** Start PROVIDED DATA **

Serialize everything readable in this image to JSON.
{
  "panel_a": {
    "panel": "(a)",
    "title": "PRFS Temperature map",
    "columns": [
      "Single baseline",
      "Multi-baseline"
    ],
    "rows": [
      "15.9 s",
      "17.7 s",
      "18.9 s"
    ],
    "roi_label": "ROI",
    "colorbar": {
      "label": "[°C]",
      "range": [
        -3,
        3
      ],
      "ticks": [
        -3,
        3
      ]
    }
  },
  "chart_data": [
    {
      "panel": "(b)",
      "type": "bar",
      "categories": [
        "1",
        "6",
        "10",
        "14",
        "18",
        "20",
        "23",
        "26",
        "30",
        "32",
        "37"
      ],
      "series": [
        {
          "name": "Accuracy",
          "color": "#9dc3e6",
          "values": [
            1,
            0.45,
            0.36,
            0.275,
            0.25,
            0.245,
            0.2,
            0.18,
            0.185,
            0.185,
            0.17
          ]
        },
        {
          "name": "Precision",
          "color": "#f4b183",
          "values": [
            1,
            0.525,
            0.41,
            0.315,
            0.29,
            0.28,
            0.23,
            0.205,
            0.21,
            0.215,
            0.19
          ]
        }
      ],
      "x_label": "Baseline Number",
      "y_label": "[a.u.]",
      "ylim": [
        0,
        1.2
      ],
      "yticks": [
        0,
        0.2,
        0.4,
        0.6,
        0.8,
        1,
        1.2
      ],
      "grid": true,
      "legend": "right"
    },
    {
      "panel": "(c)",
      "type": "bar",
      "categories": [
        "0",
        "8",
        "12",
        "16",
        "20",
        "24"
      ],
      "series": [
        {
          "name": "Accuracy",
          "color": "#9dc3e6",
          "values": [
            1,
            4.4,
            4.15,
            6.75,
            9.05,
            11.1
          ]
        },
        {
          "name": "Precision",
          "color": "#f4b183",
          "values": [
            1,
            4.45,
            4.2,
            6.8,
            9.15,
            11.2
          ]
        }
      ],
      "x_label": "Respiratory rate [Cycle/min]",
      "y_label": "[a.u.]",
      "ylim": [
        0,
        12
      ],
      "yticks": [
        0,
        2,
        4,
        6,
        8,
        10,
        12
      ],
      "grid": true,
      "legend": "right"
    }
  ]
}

** End PROVIDED DATA **

◆ **TASK INSTRUCTIONS**: Make an exact copy of the records.

◆ **REPLY**:
Serialize everything readable in this image to JSON.
{
  "panel_a": {
    "panel": "(a)",
    "title": "PRFS Temperature map",
    "columns": [
      "Single baseline",
      "Multi-baseline"
    ],
    "rows": [
      "15.9 s",
      "17.7 s",
      "18.9 s"
    ],
    "roi_label": "ROI",
    "colorbar": {
      "label": "[°C]",
      "range": [
        -3,
        3
      ],
      "ticks": [
        -3,
        3
      ]
    }
  },
  "chart_data": [
    {
      "panel": "(b)",
      "type": "bar",
      "categories": [
        "1",
        "6",
        "10",
        "14",
        "18",
        "20",
        "23",
        "26",
        "30",
        "32",
        "37"
      ],
      "series": [
        {
          "name": "Accuracy",
          "color": "#9dc3e6",
          "values": [
            1,
            0.45,
            0.36,
            0.275,
            0.25,
            0.245,
            0.2,
            0.18,
            0.185,
            0.185,
            0.17
          ]
        },
        {
          "name": "Precision",
          "color": "#f4b183",
          "values": [
            1,
            0.525,
            0.41,
            0.315,
            0.29,
            0.28,
            0.23,
            0.205,
            0.21,
            0.215,
            0.19
          ]
        }
      ],
      "x_label": "Baseline Number",
      "y_label": "[a.u.]",
      "ylim": [
        0,
        1.2
      ],
      "yticks": [
        0,
        0.2,
        0.4,
        0.6,
        0.8,
        1,
        1.2
      ],
      "grid": true,
      "legend": "right"
    },
    {
      "panel": "(c)",
      "type": "bar",
      "categories": [
        "0",
        "8",
        "12",
        "16",
        "20",
        "24"
      ],
      "series": [
        {
          "name": "Accuracy",
          "color": "#9dc3e6",
          "values": [
            1,
            4.4,
            4.15,
            6.75,
            9.05,
            11.1
          ]
        },
        {
          "name": "Precision",
          "color": "#f4b183",
          "values": [
            1,
            4.45,
            4.2,
            6.8,
            9.15,
            11.2
          ]
        }
      ],
      "x_label": "Respiratory rate [Cycle/min]",
      "y_label": "[a.u.]",
      "ylim": [
        0,
        12
      ],
      "yticks": [
        0,
        2,
        4,
        6,
        8,
        10,
        12
      ],
      "grid": true,
      "legend": "right"
    }
  ]
}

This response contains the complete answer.